_Requirement_
The listing below is the input. Say how many of its lines contain "detailing", giving the number alone.

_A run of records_
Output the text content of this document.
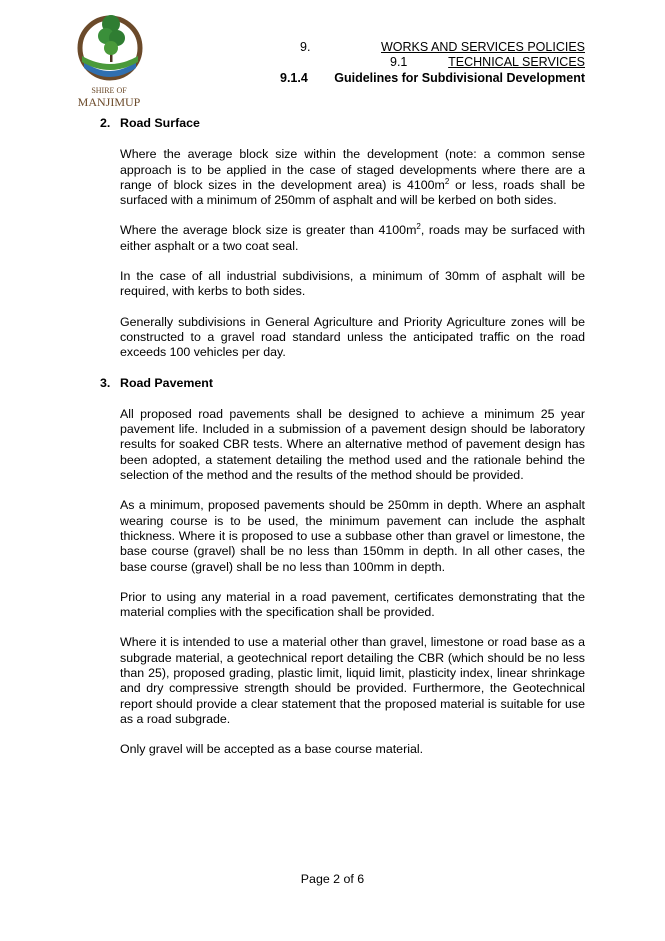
SHIRE OF
MANJIMUP
9.	WORKS AND SERVICES POLICIES
9.1	TECHNICAL SERVICES
9.1.4 Guidelines for Subdivisional Development
2. Road Surface

Where the average block size within the development (note: a common sense approach is to be applied in the case of staged developments where there are a range of block sizes in the development area) is $4100m^2$ or less, roads shall be surfaced with a minimum of 250mm of asphalt and will be kerbed on both sides.

Where the average block size is greater than $4100m^2$, roads may be surfaced with either asphalt or a two coat seal.

In the case of all industrial subdivisions, a minimum of 30mm of asphalt will be required, with kerbs to both sides.

Generally subdivisions in General Agriculture and Priority Agriculture zones will be constructed to a gravel road standard unless the anticipated traffic on the road exceeds 100 vehicles per day.

3. Road Pavement

All proposed road pavements shall be designed to achieve a minimum 25 year pavement life. Included in a submission of a pavement design should be laboratory results for soaked CBR tests. Where an alternative method of pavement design has been adopted, a statement detailing the method used and the rationale behind the selection of the method and the results of the method should be provided.

As a minimum, proposed pavements should be 250mm in depth. Where an asphalt wearing course is to be used, the minimum pavement can include the asphalt thickness. Where it is proposed to use a subbase other than gravel or limestone, the base course (gravel) shall be no less than 150mm in depth. In all other cases, the base course (gravel) shall be no less than 100mm in depth.

Prior to using any material in a road pavement, certificates demonstrating that the material complies with the specification shall be provided.

Where it is intended to use a material other than gravel, limestone or road base as a subgrade material, a geotechnical report detailing the CBR (which should be no less than 25), proposed grading, plastic limit, liquid limit, plasticity index, linear shrinkage and dry compressive strength should be provided. Furthermore, the Geotechnical report should provide a clear statement that the proposed material is suitable for use as a road subgrade.

Only gravel will be accepted as a base course material.

Page 2 of 6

_Solved problem_
2